Leave out the pictures, then reproduce the rest of the material exactly.
::: Provided records :::
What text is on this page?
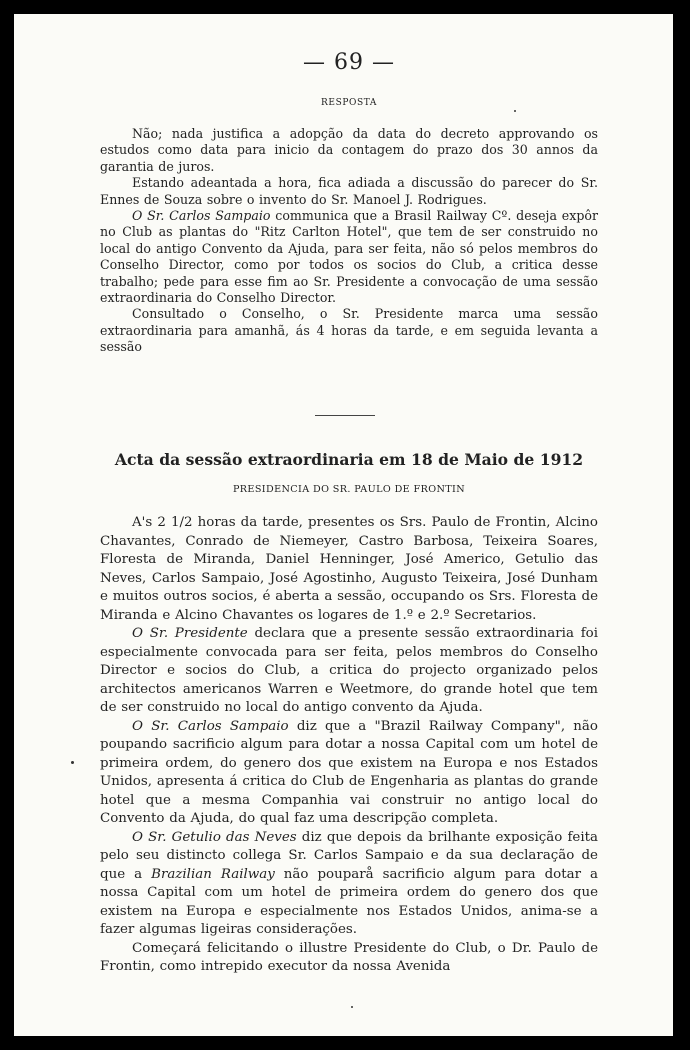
— 69 —
RESPOSTA

Não; nada justifica a adopção da data do decreto approvando os estudos como data para inicio da contagem do prazo dos 30 annos da garantia de juros.

Estando adeantada a hora, fica adiada a discussão do parecer do Sr. Ennes de Souza sobre o invento do Sr. Manoel J. Rodrigues.

O Sr. Carlos Sampaio communica que a Brasil Railway Cº. deseja expôr no Club as plantas do "Ritz Carlton Hotel", que tem de ser construido no local do antigo Convento da Ajuda, para ser feita, não só pelos membros do Conselho Director, como por todos os socios do Club, a critica desse trabalho; pede para esse fim ao Sr. Presidente a convocação de uma sessão extraordinaria do Conselho Director.

Consultado o Conselho, o Sr. Presidente marca uma sessão extraordinaria para amanhã, ás 4 horas da tarde, e em seguida levanta a sessão

Acta da sessão extraordinaria em 18 de Maio de 1912
PRESIDENCIA DO SR. PAULO DE FRONTIN

A's 2 1/2 horas da tarde, presentes os Srs. Paulo de Frontin, Alcino Chavantes, Conrado de Niemeyer, Castro Barbosa, Teixeira Soares, Floresta de Miranda, Daniel Henninger, José Americo, Getulio das Neves, Carlos Sampaio, José Agostinho, Augusto Teixeira, José Dunham e muitos outros socios, é aberta a sessão, occupando os Srs. Floresta de Miranda e Alcino Chavantes os logares de 1.º e 2.º Secretarios.

O Sr. Presidente declara que a presente sessão extraordinaria foi especialmente convocada para ser feita, pelos membros do Conselho Director e socios do Club, a critica do projecto organizado pelos architectos americanos Warren e Weetmore, do grande hotel que tem de ser construido no local do antigo convento da Ajuda.

O Sr. Carlos Sampaio diz que a "Brazil Railway Company", não poupando sacrificio algum para dotar a nossa Capital com um hotel de primeira ordem, do genero dos que existem na Europa e nos Estados Unidos, apresenta á critica do Club de Engenharia as plantas do grande hotel que a mesma Companhia vai construir no antigo local do Convento da Ajuda, do qual faz uma descripção completa.

O Sr. Getulio das Neves diz que depois da brilhante exposição feita pelo seu distincto collega Sr. Carlos Sampaio e da sua declaração de que a Brazilian Railway não pouparå sacrificio algum para dotar a nossa Capital com um hotel de primeira ordem do genero dos que existem na Europa e especialmente nos Estados Unidos, anima-se a fazer algumas ligeiras considerações.

Começará felicitando o illustre Presidente do Club, o Dr. Paulo de Frontin, como intrepido executor da nossa Avenida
:::
Result =>
What text is on this page?
— 69 —
RESPOSTA

Não; nada justifica a adopção da data do decreto approvando os estudos como data para inicio da contagem do prazo dos 30 annos da garantia de juros.

Estando adeantada a hora, fica adiada a discussão do parecer do Sr. Ennes de Souza sobre o invento do Sr. Manoel J. Rodrigues.

O Sr. Carlos Sampaio communica que a Brasil Railway Cº. deseja expôr no Club as plantas do "Ritz Carlton Hotel", que tem de ser construido no local do antigo Convento da Ajuda, para ser feita, não só pelos membros do Conselho Director, como por todos os socios do Club, a critica desse trabalho; pede para esse fim ao Sr. Presidente a convocação de uma sessão extraordinaria do Conselho Director.

Consultado o Conselho, o Sr. Presidente marca uma sessão extraordinaria para amanhã, ás 4 horas da tarde, e em seguida levanta a sessão

Acta da sessão extraordinaria em 18 de Maio de 1912
PRESIDENCIA DO SR. PAULO DE FRONTIN

A's 2 1/2 horas da tarde, presentes os Srs. Paulo de Frontin, Alcino Chavantes, Conrado de Niemeyer, Castro Barbosa, Teixeira Soares, Floresta de Miranda, Daniel Henninger, José Americo, Getulio das Neves, Carlos Sampaio, José Agostinho, Augusto Teixeira, José Dunham e muitos outros socios, é aberta a sessão, occupando os Srs. Floresta de Miranda e Alcino Chavantes os logares de 1.º e 2.º Secretarios.

O Sr. Presidente declara que a presente sessão extraordinaria foi especialmente convocada para ser feita, pelos membros do Conselho Director e socios do Club, a critica do projecto organizado pelos architectos americanos Warren e Weetmore, do grande hotel que tem de ser construido no local do antigo convento da Ajuda.

O Sr. Carlos Sampaio diz que a "Brazil Railway Company", não poupando sacrificio algum para dotar a nossa Capital com um hotel de primeira ordem, do genero dos que existem na Europa e nos Estados Unidos, apresenta á critica do Club de Engenharia as plantas do grande hotel que a mesma Companhia vai construir no antigo local do Convento da Ajuda, do qual faz uma descripção completa.

O Sr. Getulio das Neves diz que depois da brilhante exposição feita pelo seu distincto collega Sr. Carlos Sampaio e da sua declaração de que a Brazilian Railway não pouparå sacrificio algum para dotar a nossa Capital com um hotel de primeira ordem do genero dos que existem na Europa e especialmente nos Estados Unidos, anima-se a fazer algumas ligeiras considerações.

Começará felicitando o illustre Presidente do Club, o Dr. Paulo de Frontin, como intrepido executor da nossa Avenida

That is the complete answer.